### EXTRACT PROVIDED ###
Quantitative approaches to understanding relative friendliness and hostility as an integral characteristic of bilateral relations were based on expert surveys (Nesmashnyi et al., 2022; Wike et al., 2022), on point estimates (Pototskaya, 2018), and on the identification of main components (Safranchuk et al., 2023). Integral assessments of attitudes toward Russia and China were created on the basis of research conducted by Foa et al. (2022).
This indicator is therefore of significant value in terms of geopolitical analysis, as it brings an important geopolitical aspect to the fore.
3 Methods and data
The fundamental theoretical framework employed for the analysis is the theory of geopolitical position, a synthesis of traditional geopolitical and critical geopolitical approaches. This theoretical framework portrays the geopolitical landscape as a network of interwoven relations among geopolitical actors, with consideration for their geopolitical power, spatial distance, and political disposition. These variables are expressed on a scale ranging from amiability to animosity.
###
EXERCISE PROMPT —
In the excerpt on geopolitical analysis, shorten the paragraph that begins "The fundamental theoretical framework" while keeping its main facts.
### DATA SECTION ###
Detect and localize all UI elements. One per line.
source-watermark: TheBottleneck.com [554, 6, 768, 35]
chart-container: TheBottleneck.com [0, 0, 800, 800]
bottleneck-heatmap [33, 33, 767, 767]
###
EXERCISE ANSWER —
The analysis rests on the theory of geopolitical position, which combines traditional and critical geopolitical approaches. It treats the geopolitical landscape as a network of linked relations among geopolitical actors. These relations take into account each actor's geopolitical power, spatial distance, and political disposition, which are expressed on a scale from amiability to animosity.